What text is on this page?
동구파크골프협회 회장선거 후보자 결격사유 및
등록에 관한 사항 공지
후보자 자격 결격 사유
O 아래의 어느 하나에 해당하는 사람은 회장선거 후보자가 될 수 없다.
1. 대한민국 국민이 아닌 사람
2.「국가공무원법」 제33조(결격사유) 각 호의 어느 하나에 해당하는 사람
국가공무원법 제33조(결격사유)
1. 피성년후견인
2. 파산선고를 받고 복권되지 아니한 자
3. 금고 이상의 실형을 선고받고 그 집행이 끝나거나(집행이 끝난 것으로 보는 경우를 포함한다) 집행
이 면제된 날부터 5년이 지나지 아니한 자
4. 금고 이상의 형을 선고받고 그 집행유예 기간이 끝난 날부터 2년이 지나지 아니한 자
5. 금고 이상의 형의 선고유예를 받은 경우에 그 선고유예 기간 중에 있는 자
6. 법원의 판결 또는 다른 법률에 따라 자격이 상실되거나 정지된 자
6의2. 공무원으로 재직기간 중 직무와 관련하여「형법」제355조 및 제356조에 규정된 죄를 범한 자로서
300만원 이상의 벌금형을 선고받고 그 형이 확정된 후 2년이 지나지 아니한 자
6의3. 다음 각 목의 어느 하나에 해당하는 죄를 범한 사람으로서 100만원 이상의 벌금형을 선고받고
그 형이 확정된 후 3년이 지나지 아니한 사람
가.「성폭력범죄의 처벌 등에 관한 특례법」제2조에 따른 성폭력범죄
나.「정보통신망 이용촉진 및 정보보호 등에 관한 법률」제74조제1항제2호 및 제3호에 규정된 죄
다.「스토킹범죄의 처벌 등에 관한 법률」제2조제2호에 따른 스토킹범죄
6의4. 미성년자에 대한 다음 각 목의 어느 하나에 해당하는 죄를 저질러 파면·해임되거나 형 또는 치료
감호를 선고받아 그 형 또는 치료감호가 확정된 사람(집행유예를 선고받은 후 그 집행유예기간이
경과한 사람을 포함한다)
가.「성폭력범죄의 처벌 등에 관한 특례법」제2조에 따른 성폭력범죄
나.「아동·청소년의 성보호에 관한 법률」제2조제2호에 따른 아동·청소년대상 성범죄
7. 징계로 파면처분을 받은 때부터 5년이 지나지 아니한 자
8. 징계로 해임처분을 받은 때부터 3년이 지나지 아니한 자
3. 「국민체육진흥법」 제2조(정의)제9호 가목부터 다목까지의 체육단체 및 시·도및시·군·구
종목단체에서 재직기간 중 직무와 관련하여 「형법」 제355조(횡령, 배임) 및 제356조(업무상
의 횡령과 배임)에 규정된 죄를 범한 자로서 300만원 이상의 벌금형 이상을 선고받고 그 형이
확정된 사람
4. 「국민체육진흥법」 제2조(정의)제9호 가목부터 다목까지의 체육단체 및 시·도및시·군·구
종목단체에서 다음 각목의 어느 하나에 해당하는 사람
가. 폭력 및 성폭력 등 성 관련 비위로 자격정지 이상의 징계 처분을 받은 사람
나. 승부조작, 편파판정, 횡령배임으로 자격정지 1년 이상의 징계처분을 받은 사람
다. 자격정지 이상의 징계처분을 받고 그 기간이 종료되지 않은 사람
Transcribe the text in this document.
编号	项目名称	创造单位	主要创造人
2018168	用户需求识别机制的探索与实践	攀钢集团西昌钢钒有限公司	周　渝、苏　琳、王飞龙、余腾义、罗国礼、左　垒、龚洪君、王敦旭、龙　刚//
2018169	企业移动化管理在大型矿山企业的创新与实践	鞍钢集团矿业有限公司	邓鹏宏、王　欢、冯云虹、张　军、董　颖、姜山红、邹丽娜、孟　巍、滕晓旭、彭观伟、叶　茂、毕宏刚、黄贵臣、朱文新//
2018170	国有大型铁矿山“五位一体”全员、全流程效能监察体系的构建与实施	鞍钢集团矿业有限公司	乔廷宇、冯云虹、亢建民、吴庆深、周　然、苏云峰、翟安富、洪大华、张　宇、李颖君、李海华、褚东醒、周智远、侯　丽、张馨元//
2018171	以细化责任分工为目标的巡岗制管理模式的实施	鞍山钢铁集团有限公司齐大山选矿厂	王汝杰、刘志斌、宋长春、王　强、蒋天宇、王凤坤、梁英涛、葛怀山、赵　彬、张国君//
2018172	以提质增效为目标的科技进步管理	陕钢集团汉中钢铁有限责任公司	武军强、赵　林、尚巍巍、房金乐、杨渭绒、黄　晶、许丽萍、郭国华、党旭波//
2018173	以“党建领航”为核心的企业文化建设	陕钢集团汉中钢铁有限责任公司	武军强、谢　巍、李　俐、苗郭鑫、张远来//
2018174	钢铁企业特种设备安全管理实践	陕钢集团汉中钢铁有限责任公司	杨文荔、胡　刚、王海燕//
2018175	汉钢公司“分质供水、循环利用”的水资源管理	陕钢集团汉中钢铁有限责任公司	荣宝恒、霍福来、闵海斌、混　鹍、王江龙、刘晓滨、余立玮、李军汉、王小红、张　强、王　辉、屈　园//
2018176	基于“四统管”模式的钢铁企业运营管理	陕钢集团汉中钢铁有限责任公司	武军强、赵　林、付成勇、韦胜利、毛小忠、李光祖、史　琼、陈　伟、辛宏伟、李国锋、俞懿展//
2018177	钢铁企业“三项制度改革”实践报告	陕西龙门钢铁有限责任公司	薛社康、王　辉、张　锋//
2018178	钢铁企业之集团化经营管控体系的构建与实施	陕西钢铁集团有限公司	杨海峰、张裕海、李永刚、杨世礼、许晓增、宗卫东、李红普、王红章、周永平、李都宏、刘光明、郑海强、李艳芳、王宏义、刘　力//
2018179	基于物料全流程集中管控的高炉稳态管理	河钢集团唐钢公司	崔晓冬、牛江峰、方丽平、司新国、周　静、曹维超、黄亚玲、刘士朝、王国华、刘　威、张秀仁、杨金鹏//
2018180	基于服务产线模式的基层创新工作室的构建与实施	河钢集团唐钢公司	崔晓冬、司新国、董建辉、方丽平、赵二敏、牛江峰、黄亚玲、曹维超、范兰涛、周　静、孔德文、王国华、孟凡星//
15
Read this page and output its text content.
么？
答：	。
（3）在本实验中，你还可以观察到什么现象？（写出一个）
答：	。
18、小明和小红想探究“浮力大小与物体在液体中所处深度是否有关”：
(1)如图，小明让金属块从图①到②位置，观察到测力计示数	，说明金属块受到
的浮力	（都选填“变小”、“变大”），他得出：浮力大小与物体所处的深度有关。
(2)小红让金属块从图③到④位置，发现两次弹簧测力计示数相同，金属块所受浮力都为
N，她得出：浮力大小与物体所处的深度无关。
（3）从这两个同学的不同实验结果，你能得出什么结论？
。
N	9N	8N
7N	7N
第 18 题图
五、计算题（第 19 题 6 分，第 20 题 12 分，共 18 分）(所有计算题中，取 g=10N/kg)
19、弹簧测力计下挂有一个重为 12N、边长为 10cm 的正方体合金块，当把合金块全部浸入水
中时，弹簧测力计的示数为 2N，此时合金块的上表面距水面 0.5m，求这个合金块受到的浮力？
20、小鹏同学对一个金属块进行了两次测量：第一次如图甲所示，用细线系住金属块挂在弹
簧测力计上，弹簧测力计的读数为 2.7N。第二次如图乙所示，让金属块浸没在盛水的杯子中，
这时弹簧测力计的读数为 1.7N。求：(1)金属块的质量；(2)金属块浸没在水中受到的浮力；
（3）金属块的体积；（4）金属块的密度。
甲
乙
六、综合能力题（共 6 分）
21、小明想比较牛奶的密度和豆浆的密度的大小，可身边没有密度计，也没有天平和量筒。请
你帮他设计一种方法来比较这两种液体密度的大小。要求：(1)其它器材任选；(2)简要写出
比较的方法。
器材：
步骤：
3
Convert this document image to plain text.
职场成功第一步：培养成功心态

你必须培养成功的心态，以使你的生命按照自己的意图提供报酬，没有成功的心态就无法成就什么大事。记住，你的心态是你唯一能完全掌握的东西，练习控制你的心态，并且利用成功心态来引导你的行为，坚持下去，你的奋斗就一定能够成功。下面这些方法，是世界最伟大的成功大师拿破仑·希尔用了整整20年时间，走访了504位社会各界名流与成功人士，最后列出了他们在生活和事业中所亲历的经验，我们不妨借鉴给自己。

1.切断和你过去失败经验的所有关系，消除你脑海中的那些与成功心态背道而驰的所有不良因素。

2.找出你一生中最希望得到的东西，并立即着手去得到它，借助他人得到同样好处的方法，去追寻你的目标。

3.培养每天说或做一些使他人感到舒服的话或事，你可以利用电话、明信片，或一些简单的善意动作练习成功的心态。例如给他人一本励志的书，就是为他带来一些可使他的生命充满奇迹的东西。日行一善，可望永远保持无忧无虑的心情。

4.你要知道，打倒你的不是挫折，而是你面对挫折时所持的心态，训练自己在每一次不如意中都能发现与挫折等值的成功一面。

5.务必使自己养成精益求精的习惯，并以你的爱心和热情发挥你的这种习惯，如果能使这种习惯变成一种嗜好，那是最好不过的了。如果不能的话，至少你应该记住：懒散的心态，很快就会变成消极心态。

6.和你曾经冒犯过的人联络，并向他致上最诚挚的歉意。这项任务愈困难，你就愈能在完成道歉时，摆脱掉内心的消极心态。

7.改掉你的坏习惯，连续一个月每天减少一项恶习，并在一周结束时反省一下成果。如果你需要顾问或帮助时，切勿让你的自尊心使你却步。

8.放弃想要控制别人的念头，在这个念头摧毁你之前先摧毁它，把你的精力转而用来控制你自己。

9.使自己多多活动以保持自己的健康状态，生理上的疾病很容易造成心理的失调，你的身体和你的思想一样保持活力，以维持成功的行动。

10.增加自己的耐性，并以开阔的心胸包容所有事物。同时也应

# Goal of the exercise
Pull out all lines from the entries above in which the word "국가공무원법" appears.

# Task answer
2.「국가공무원법」 제33조(결격사유) 각 호의 어느 하나에 해당하는 사람
국가공무원법 제33조(결격사유)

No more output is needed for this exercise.